## begin Source material

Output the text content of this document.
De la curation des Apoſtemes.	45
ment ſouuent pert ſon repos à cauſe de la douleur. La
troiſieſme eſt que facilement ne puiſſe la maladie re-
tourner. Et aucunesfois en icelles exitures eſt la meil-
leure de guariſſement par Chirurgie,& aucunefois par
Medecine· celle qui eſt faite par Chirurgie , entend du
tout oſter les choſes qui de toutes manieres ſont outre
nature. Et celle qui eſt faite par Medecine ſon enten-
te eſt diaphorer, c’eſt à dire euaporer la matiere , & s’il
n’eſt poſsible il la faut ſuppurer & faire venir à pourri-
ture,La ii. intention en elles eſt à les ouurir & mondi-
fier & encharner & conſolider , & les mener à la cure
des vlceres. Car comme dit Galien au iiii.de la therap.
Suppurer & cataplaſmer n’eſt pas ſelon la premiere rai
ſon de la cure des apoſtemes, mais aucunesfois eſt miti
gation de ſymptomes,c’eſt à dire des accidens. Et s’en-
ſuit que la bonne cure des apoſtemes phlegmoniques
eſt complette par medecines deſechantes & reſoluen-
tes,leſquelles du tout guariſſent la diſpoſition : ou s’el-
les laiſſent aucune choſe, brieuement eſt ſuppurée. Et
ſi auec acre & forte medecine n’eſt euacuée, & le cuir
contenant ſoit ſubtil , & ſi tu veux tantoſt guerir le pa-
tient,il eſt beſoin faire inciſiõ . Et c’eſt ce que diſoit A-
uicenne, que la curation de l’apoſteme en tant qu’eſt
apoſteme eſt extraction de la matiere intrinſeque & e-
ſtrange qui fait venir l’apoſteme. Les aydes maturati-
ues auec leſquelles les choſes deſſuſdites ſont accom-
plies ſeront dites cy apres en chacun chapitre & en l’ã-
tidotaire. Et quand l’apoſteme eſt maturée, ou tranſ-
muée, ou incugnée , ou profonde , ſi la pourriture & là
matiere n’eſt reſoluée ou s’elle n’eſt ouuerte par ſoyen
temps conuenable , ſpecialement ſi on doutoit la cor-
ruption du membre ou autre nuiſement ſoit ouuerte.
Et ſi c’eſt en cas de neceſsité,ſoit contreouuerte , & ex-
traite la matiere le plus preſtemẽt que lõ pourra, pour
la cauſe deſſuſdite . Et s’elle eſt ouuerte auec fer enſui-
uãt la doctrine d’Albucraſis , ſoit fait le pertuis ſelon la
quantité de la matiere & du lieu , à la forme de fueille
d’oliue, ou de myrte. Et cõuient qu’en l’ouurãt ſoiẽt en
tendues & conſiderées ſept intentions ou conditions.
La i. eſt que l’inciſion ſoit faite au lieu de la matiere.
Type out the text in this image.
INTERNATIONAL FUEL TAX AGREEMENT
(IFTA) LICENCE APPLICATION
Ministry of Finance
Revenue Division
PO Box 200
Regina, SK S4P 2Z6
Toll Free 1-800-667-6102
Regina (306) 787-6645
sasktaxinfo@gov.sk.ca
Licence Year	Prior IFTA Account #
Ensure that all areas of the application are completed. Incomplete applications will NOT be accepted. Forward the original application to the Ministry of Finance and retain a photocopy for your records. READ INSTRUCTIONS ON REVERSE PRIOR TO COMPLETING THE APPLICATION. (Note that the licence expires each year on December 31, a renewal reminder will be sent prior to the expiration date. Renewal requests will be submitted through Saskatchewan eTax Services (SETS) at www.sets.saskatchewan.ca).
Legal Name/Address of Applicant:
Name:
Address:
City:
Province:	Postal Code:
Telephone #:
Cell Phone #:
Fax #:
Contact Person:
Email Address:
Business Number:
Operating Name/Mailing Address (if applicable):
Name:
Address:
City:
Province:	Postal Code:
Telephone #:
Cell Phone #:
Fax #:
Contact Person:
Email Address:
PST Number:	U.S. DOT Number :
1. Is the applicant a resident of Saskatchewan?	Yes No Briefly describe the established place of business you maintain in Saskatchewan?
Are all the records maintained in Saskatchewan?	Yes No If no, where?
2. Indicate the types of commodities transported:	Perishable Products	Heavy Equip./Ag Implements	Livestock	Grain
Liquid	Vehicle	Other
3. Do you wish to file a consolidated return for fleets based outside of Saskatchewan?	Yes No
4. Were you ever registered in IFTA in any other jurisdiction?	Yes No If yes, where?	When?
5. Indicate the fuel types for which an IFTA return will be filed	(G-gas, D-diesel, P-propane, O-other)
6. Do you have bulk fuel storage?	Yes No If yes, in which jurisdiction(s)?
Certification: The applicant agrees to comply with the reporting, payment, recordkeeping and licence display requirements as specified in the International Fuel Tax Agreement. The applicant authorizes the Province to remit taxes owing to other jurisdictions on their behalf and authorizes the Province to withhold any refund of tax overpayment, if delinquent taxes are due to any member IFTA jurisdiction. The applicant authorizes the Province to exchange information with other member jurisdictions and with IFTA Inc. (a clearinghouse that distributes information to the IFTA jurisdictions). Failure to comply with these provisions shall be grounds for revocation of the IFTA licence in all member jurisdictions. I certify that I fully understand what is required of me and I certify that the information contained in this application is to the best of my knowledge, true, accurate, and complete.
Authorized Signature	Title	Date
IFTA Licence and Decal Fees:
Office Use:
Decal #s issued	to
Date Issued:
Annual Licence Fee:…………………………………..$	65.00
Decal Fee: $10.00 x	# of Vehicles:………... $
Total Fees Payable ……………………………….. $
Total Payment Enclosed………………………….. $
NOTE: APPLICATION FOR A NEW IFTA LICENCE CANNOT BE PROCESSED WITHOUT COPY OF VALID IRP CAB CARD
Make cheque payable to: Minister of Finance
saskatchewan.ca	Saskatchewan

## end Source material

> _Stated goal_: Look through the listing above. Pick out each line with "Decal" and copy it.

> _Problem solution_:
IFTA Licence and Decal Fees:
Decal #s issued	to
Decal Fee: $10.00 x	# of Vehicles:………... $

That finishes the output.